• [Records]
•••••

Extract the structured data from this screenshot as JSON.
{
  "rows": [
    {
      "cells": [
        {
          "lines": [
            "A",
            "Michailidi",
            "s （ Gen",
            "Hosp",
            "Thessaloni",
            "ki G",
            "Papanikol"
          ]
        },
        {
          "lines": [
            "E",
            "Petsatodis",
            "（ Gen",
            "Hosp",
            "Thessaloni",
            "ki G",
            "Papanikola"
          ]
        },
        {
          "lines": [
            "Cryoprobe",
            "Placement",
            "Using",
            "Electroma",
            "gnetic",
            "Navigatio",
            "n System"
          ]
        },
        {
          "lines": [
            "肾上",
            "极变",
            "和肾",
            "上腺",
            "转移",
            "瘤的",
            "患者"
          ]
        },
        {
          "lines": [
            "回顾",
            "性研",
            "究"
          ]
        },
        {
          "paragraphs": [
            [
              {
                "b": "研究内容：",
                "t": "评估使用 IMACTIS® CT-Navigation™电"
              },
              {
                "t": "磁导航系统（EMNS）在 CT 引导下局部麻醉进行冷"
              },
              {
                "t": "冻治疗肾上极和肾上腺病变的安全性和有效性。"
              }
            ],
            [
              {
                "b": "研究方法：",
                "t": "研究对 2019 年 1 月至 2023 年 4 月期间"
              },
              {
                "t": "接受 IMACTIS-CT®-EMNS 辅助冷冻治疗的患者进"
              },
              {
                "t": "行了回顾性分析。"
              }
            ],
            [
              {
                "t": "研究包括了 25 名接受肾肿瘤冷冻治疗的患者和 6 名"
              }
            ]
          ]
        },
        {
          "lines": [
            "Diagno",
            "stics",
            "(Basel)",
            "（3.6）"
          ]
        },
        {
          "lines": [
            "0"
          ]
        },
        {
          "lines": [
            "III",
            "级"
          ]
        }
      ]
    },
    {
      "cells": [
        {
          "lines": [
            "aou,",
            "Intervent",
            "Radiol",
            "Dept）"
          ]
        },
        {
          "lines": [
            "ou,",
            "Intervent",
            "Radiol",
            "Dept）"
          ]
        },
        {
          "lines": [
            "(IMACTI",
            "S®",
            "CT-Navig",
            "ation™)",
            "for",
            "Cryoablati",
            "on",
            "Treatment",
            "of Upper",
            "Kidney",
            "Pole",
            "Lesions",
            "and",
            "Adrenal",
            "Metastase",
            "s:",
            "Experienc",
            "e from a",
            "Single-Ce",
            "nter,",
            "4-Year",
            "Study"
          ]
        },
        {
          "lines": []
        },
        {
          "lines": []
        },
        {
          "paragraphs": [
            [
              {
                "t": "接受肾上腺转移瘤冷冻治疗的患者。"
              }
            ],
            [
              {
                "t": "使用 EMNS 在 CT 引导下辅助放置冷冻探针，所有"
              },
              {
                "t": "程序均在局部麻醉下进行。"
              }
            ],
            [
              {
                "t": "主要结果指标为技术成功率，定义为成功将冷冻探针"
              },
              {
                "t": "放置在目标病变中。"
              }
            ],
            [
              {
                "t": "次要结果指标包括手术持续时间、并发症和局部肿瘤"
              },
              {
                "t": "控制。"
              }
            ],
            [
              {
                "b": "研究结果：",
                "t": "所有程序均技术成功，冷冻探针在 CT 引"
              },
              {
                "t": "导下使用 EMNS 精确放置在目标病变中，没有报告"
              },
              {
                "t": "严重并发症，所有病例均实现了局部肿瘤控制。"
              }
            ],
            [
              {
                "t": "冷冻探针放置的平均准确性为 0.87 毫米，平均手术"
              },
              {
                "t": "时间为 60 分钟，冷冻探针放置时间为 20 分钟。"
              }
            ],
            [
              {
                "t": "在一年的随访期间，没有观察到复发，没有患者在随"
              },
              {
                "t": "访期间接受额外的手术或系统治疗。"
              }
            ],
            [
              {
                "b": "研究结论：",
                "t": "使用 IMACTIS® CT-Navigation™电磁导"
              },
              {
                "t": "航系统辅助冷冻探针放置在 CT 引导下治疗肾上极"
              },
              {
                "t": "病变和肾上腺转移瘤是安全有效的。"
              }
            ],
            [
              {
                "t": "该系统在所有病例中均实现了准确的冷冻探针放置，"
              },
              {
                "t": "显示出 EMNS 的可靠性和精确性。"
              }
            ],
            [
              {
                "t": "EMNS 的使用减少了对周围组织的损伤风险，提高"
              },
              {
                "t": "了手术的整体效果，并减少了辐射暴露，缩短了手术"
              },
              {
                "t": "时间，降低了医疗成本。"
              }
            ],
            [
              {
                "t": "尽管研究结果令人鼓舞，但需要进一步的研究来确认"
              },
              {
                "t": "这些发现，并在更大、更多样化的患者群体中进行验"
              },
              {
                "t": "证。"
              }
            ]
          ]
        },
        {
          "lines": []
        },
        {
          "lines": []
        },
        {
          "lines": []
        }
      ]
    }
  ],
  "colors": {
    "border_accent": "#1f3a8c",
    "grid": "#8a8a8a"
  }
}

•••••

• [Aim of the task]
Check every line for "from" and show the ones that have it.

• [Response]
Extract the structured data from this screenshot as JSON.
            "e from a",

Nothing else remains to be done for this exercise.